Figure record listings:
———

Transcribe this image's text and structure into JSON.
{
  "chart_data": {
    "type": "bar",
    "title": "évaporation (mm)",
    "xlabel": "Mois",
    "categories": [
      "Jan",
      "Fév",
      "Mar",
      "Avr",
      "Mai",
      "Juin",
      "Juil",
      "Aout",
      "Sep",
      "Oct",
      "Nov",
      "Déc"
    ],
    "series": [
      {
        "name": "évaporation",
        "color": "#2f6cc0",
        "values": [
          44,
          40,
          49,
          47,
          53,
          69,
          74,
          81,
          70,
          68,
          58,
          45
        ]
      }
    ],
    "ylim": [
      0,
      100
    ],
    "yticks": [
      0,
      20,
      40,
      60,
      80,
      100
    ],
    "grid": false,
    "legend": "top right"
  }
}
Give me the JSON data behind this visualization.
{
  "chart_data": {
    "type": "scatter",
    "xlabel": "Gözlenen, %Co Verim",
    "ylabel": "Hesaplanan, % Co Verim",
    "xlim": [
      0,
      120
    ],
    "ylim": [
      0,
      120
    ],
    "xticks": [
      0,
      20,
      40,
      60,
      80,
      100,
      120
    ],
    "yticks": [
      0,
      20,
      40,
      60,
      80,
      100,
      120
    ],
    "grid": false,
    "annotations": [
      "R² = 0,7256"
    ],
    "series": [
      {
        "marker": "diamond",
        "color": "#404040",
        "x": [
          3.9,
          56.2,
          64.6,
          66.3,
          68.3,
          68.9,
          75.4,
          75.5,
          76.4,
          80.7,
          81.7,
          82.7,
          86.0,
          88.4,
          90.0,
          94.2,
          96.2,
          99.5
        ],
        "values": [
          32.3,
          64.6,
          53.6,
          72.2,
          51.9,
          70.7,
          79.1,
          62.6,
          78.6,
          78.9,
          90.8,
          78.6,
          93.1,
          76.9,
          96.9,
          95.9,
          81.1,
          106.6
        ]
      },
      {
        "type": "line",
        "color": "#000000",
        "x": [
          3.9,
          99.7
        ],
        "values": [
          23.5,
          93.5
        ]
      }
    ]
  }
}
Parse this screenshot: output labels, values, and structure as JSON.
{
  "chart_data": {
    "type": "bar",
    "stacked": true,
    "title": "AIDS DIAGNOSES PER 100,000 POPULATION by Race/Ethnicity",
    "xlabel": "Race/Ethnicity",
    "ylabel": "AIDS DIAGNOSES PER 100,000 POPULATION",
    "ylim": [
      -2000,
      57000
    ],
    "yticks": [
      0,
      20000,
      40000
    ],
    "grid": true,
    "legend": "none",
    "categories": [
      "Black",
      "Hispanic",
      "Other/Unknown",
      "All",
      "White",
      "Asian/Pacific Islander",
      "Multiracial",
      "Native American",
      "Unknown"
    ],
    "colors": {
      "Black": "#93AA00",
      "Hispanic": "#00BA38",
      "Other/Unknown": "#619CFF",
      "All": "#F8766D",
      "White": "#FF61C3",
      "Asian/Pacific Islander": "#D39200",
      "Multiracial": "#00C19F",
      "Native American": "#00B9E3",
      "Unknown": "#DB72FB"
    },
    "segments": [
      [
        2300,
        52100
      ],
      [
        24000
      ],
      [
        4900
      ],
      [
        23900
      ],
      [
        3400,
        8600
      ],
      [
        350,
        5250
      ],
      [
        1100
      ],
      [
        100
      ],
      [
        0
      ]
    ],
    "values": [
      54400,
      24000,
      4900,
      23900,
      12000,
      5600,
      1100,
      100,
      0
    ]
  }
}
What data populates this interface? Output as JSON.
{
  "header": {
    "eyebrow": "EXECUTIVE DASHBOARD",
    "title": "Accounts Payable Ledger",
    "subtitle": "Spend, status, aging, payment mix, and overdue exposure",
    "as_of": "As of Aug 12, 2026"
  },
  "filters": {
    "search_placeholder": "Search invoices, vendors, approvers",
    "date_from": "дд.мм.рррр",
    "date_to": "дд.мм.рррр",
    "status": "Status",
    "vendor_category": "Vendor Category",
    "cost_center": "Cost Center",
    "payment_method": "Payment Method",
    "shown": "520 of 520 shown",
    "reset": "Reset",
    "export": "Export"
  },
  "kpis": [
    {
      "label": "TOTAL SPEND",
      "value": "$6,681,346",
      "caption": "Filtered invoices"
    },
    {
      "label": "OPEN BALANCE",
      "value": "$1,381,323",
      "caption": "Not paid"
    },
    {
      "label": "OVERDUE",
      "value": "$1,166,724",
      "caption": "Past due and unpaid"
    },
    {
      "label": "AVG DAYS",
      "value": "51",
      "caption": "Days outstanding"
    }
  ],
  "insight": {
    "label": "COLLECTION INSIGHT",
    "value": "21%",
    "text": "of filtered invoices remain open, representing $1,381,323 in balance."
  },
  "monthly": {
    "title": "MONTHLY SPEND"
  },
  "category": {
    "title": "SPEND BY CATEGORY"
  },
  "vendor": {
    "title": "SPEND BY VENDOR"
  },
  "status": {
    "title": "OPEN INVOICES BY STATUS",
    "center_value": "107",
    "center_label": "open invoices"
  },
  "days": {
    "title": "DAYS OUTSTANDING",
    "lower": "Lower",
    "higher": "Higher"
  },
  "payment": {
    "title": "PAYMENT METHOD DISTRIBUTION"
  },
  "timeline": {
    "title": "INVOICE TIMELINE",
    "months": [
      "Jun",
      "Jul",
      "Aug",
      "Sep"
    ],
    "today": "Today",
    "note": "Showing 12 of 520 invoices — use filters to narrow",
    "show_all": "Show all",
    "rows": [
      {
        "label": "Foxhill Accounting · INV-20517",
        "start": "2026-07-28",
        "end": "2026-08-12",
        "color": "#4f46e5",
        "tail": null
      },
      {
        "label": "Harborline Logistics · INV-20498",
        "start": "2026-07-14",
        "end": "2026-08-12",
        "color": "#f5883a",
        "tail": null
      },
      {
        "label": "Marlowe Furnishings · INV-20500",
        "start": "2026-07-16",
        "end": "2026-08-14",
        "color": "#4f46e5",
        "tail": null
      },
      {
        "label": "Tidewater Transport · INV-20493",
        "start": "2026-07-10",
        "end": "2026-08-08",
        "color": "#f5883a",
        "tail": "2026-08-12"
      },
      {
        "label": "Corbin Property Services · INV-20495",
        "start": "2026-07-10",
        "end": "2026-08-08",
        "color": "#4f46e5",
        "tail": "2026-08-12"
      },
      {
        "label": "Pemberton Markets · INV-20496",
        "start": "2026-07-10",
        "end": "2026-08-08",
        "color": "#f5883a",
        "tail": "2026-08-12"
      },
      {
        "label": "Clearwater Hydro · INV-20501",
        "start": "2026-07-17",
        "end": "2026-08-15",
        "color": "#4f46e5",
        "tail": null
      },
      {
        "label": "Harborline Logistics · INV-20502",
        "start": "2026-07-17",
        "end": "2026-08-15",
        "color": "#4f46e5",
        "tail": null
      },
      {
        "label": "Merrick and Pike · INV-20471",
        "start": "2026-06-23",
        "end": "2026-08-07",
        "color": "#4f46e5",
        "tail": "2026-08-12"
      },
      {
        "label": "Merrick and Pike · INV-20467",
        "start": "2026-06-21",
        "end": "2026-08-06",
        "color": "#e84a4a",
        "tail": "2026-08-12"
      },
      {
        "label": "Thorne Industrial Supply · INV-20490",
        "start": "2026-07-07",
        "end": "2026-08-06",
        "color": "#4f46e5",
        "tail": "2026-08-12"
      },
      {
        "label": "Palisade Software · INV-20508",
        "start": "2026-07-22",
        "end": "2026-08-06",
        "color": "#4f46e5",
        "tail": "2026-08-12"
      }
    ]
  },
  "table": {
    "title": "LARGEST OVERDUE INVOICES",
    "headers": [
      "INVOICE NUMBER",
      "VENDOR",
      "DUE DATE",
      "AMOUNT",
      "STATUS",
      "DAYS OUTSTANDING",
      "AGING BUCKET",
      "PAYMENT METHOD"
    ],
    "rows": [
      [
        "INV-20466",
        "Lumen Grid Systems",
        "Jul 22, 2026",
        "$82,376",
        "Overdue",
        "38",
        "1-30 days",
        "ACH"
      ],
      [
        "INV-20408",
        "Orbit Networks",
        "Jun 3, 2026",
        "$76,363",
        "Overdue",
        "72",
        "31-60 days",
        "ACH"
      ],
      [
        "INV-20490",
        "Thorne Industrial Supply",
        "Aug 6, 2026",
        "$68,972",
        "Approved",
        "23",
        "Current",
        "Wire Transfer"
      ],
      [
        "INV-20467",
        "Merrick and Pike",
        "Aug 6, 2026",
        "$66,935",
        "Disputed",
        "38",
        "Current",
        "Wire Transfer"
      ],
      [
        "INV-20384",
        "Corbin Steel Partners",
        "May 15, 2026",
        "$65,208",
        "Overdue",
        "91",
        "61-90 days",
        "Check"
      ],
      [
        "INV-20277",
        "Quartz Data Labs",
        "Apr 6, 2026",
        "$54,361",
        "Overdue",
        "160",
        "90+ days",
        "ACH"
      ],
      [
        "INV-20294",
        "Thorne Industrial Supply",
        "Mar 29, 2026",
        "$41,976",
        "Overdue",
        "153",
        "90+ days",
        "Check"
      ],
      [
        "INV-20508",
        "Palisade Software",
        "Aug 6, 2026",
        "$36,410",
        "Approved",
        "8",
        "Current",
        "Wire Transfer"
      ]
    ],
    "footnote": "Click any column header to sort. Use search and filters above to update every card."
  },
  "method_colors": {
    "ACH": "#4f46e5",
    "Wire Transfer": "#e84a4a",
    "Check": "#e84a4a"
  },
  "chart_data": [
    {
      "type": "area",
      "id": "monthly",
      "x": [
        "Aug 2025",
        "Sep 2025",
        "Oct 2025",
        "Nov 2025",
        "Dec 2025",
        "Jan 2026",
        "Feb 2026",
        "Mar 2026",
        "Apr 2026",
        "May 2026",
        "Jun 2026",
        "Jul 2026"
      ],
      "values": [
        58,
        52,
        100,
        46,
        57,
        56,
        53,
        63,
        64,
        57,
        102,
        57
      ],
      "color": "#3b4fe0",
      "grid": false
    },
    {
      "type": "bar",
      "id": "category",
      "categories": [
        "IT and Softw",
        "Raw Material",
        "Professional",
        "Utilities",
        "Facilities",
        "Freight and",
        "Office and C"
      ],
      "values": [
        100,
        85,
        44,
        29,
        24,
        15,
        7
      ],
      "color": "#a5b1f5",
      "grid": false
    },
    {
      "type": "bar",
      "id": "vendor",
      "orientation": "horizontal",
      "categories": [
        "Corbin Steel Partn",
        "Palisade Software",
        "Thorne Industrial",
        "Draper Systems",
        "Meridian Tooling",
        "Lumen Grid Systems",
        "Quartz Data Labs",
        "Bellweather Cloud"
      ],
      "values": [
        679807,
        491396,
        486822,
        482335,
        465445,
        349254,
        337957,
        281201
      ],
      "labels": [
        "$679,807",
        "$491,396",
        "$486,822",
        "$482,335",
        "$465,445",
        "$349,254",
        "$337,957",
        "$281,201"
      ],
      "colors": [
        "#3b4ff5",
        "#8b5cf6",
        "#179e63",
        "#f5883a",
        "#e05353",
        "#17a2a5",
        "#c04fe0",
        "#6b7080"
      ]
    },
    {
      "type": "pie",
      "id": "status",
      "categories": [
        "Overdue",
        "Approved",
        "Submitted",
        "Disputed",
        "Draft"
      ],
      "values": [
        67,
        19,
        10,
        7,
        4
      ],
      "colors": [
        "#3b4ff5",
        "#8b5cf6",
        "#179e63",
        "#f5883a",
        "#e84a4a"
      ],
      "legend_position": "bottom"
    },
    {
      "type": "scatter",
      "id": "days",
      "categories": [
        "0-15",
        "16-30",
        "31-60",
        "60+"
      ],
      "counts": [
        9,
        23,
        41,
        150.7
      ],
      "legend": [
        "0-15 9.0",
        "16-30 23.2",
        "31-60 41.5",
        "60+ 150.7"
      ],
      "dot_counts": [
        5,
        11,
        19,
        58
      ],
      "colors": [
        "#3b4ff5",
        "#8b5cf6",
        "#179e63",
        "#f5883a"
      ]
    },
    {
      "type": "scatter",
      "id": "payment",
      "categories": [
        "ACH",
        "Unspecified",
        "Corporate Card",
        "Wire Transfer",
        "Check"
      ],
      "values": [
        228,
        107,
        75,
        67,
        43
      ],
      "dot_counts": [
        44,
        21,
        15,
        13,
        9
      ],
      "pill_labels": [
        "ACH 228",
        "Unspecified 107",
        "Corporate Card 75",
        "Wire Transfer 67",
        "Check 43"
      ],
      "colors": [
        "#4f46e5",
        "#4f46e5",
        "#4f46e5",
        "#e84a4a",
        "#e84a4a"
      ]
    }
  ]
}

———

WHAT IS EXPECTED
Look through the entries above and list every line containing "xlabel".

RESPONSE TO THE TASK
    "xlabel": "Mois",
    "xlabel": "Gözlenen, %Co Verim",
    "xlabel": "Race/Ethnicity",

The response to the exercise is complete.